● What you will do:
How many lines in this material include the string "スーツケースを選んだ理由を教えてください"? Answer with the number and nothing further.

Items from a figure collection:
_ _ _
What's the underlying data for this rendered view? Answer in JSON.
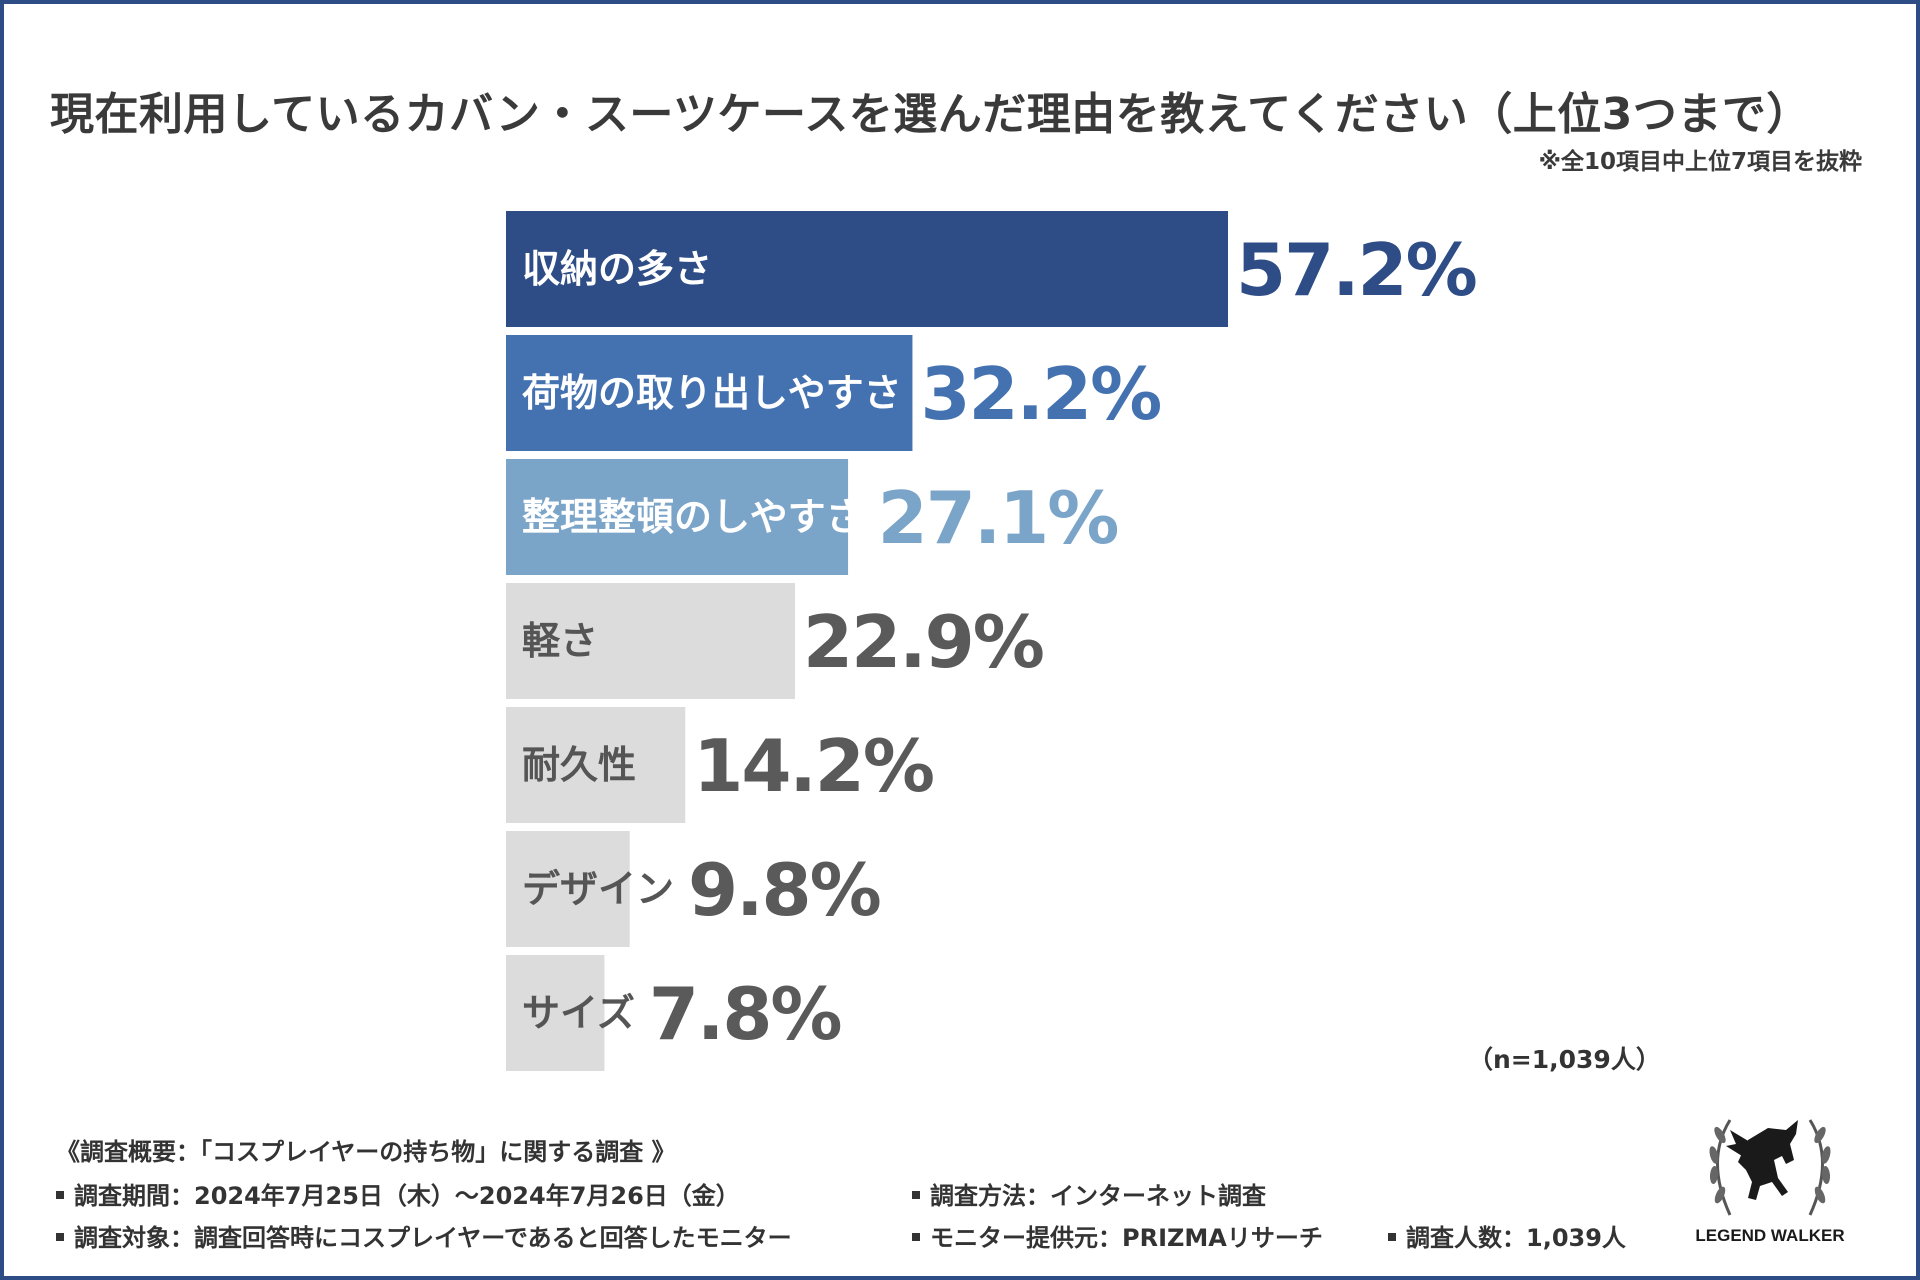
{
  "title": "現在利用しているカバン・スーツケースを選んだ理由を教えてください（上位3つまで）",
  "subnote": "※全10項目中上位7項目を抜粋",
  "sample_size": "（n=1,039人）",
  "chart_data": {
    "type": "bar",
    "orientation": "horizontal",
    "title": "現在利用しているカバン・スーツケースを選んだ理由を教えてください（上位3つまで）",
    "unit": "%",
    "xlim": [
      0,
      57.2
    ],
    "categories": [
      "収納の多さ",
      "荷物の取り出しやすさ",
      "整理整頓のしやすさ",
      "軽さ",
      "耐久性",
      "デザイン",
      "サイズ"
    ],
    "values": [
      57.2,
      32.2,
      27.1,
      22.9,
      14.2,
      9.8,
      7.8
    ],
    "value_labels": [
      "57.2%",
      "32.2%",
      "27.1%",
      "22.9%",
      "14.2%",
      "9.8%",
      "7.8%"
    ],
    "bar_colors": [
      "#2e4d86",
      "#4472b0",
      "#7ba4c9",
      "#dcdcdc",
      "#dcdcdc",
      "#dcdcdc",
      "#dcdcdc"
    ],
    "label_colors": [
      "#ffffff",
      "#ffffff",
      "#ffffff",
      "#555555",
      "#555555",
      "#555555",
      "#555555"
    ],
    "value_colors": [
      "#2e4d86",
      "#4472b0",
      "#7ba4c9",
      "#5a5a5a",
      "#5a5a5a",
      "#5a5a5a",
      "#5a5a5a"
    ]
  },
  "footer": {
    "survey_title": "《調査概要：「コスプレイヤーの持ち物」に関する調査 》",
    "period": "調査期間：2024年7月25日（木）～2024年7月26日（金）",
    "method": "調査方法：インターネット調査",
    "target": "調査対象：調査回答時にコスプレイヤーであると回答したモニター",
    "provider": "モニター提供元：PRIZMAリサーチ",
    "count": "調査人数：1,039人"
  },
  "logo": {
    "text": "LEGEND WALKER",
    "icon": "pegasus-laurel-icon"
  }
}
_ _ _
● The completed task:
2